Question Video: Evaluating a Third-Order Determinant in Upper Triangle Form | Nagwa Question Video: Evaluating a Third-Order Determinant in Upper Triangle Form | Nagwa

Question Video: Evaluating a Third-Order Determinant in Upper Triangle Form Mathematics • First Year of Secondary School

Find the value of |−5, 2, −4 and 0, 5, 0 and 3, 0, 0|.

03:53

Video Transcript

Find the value of the determinant of the matrix negative five, two, negative four, zero, five, zero, three, zero, zero.

So, to solve this problem, what we need to know is that to find the value of the determinant of a three-by-three matrix. We need to find the expansion of the determinant by the first row. So, what does this mean in practice? Well, it means that we take each of the terms in the first row and we multiply it by the corresponding two-by-two matrix determinant. It’s worth noting as well that we multiply each of the terms from the first row by either positive or negative one. And this is determined by a pattern that corresponds to the column number.

So, we start with a positive column and then a negative and then a positive. So therefore, if we multiply positive one by negative five, we’re gonna get negative five. And this is multiplied by the determinant of the two-by-two submatrix five, zero, zero, zero. And we’ve found this submatrix by eliminating both the column and the row that negative five were in.

Direction:
Please answer these questions about the determinant transcript:
1. By which row does it say to expand the determinant?
2. What sign pattern is applied across the columns?
3. Which two-by-two submatrix is paired with negative five?

Record list:

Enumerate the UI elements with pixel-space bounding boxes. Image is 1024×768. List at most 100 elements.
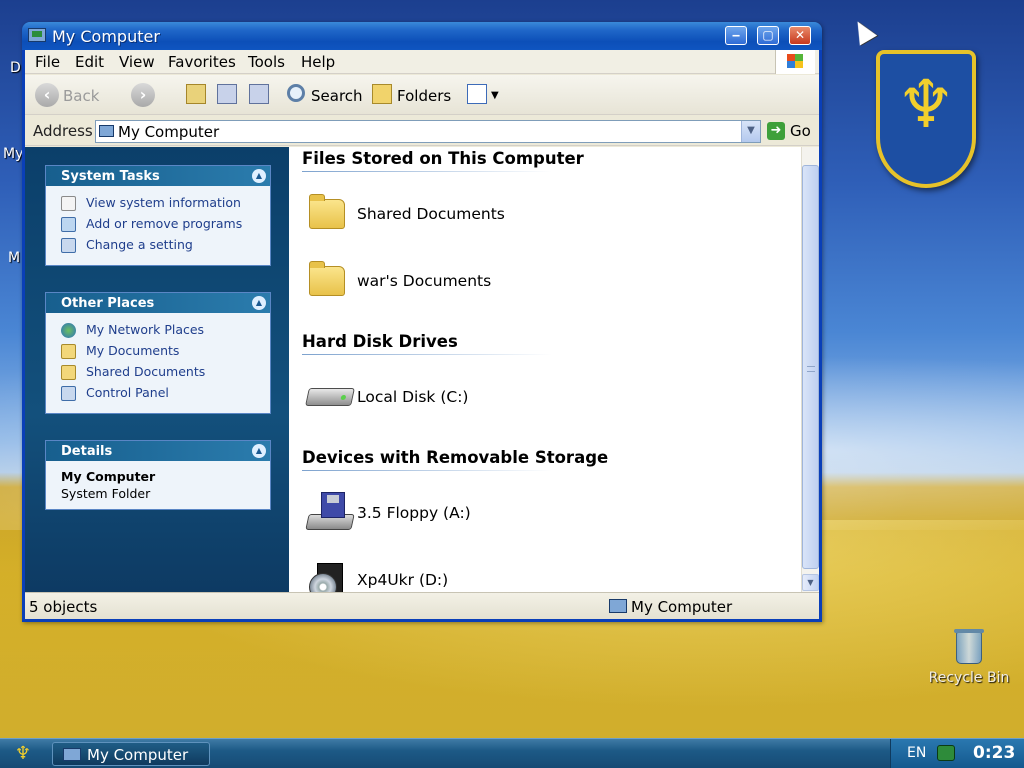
folder-icon — [309, 261, 345, 296]
back-arrow-icon[interactable]: ‹ — [35, 83, 59, 107]
desktop-icon-label-fragment[interactable]: M — [8, 250, 20, 266]
other-places-header[interactable]: Other Places ▲ — [46, 293, 270, 313]
item-wars-documents[interactable]: war's Documents — [307, 260, 607, 304]
details-header[interactable]: Details ▲ — [46, 441, 270, 461]
my-computer-icon — [99, 125, 114, 137]
close-button[interactable]: ✕ — [789, 26, 811, 45]
desktop-icon-label-fragment[interactable]: D — [10, 60, 21, 76]
go-button[interactable]: ➜ Go — [767, 122, 817, 142]
group-header-files: Files Stored on This Computer — [302, 149, 584, 168]
place-label: My Network Places — [86, 322, 205, 337]
go-label: Go — [790, 122, 811, 140]
place-label: Shared Documents — [86, 364, 206, 379]
folders-icon[interactable] — [372, 84, 392, 104]
my-computer-icon — [609, 599, 627, 613]
forward-button[interactable]: › — [131, 83, 155, 107]
menu-bar: File Edit View Favorites Tools Help — [25, 50, 819, 74]
up-folder-icon[interactable] — [186, 84, 206, 104]
go-arrow-icon: ➜ — [767, 122, 785, 140]
details-name: My Computer — [61, 469, 156, 484]
item-cd-drive-d[interactable]: Xp4Ukr (D:) — [307, 559, 607, 592]
group-divider — [302, 470, 552, 471]
system-tasks-title: System Tasks — [61, 169, 160, 184]
system-tasks-header[interactable]: System Tasks ▲ — [46, 166, 270, 186]
place-control-panel[interactable]: Control Panel — [61, 384, 270, 405]
maximize-button[interactable]: ▢ — [757, 26, 779, 45]
desktop-icon-label-fragment[interactable]: My — [3, 146, 23, 162]
item-label: Xp4Ukr (D:) — [357, 571, 449, 589]
item-shared-documents[interactable]: Shared Documents — [307, 193, 607, 237]
move-to-icon[interactable] — [217, 84, 237, 104]
recycle-bin-shortcut[interactable]: Recycle Bin — [924, 629, 1014, 686]
control-panel-icon — [61, 238, 76, 253]
collapse-chevron-icon[interactable]: ▲ — [252, 296, 266, 310]
place-label: My Documents — [86, 343, 180, 358]
start-button-trident-icon[interactable]: ♆ — [6, 742, 40, 766]
other-places-title: Other Places — [61, 296, 155, 311]
my-computer-icon — [28, 28, 46, 42]
recycle-bin-icon — [954, 629, 984, 664]
menu-view[interactable]: View — [119, 53, 155, 71]
place-my-documents[interactable]: My Documents — [61, 342, 270, 363]
menu-favorites[interactable]: Favorites — [168, 53, 236, 71]
place-shared-documents[interactable]: Shared Documents — [61, 363, 270, 384]
task-pane: System Tasks ▲ View system information A… — [25, 147, 289, 592]
title-bar[interactable]: My Computer ‒ ▢ ✕ — [22, 22, 822, 50]
minimize-button[interactable]: ‒ — [725, 26, 747, 45]
task-change-setting[interactable]: Change a setting — [61, 236, 270, 257]
other-places-panel: Other Places ▲ My Network Places My Docu… — [45, 292, 271, 414]
scroll-down-button[interactable]: ▼ — [802, 574, 819, 591]
group-header-removable: Devices with Removable Storage — [302, 448, 609, 467]
task-view-system-information[interactable]: View system information — [61, 194, 270, 215]
details-panel: Details ▲ My Computer System Folder — [45, 440, 271, 510]
vertical-scrollbar[interactable]: ▼ — [801, 147, 819, 592]
address-value: My Computer — [118, 123, 220, 141]
item-label: war's Documents — [357, 272, 492, 290]
address-input[interactable]: My Computer ▼ — [95, 120, 761, 143]
search-icon[interactable] — [287, 84, 305, 102]
address-dropdown-button[interactable]: ▼ — [741, 121, 760, 142]
my-computer-window: My Computer ‒ ▢ ✕ File Edit View Favorit… — [22, 22, 822, 622]
status-location: My Computer — [631, 598, 733, 616]
delete-icon[interactable] — [249, 84, 269, 104]
place-my-network-places[interactable]: My Network Places — [61, 321, 270, 342]
search-button-label[interactable]: Search — [311, 87, 363, 105]
item-local-disk-c[interactable]: Local Disk (C:) — [305, 376, 607, 420]
back-button-label[interactable]: Back — [63, 87, 99, 105]
add-remove-programs-icon — [61, 217, 76, 232]
group-divider — [302, 171, 552, 172]
address-label: Address — [33, 122, 93, 140]
folders-button-label[interactable]: Folders — [397, 87, 451, 105]
views-dropdown-chevron-icon[interactable]: ▼ — [491, 90, 499, 101]
window-title: My Computer — [52, 27, 160, 46]
floppy-drive-icon — [305, 492, 355, 536]
tray-app-icon[interactable] — [937, 745, 955, 761]
item-label: Shared Documents — [357, 205, 505, 223]
item-label: Local Disk (C:) — [357, 388, 469, 406]
status-bar: 5 objects My Computer — [25, 592, 819, 619]
trident-coat-of-arms-icon: ♆ — [876, 50, 976, 188]
menu-help[interactable]: Help — [301, 53, 335, 71]
collapse-chevron-icon[interactable]: ▲ — [252, 169, 266, 183]
menu-tools[interactable]: Tools — [248, 53, 285, 71]
taskbar-button-my-computer[interactable]: My Computer — [52, 742, 210, 766]
views-icon[interactable] — [467, 84, 487, 104]
task-add-remove-programs[interactable]: Add or remove programs — [61, 215, 270, 236]
task-label: Add or remove programs — [86, 216, 243, 231]
system-tasks-panel: System Tasks ▲ View system information A… — [45, 165, 271, 266]
window-body: File Edit View Favorites Tools Help ‹ Ba… — [25, 50, 819, 619]
my-documents-icon — [61, 344, 76, 359]
taskbar: ♆ My Computer EN 0:23 — [0, 738, 1024, 768]
toolbar: ‹ Back › Search Folders ▼ — [25, 75, 819, 115]
collapse-chevron-icon[interactable]: ▲ — [252, 444, 266, 458]
control-panel-icon — [61, 386, 76, 401]
language-indicator[interactable]: EN — [907, 745, 926, 761]
scrollbar-thumb[interactable] — [802, 165, 819, 569]
my-computer-icon — [63, 748, 81, 761]
clock[interactable]: 0:23 — [973, 743, 1015, 763]
menu-edit[interactable]: Edit — [75, 53, 104, 71]
menu-file[interactable]: File — [35, 53, 60, 71]
item-floppy-a[interactable]: 3.5 Floppy (A:) — [305, 492, 607, 536]
content-view: Files Stored on This Computer Shared Doc… — [289, 147, 801, 592]
cd-drive-icon — [309, 559, 353, 592]
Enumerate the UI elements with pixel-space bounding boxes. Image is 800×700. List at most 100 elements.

Output for this exercise:
1. The first row.
2. Positive, then negative, then positive.
3. Five, zero, zero, zero.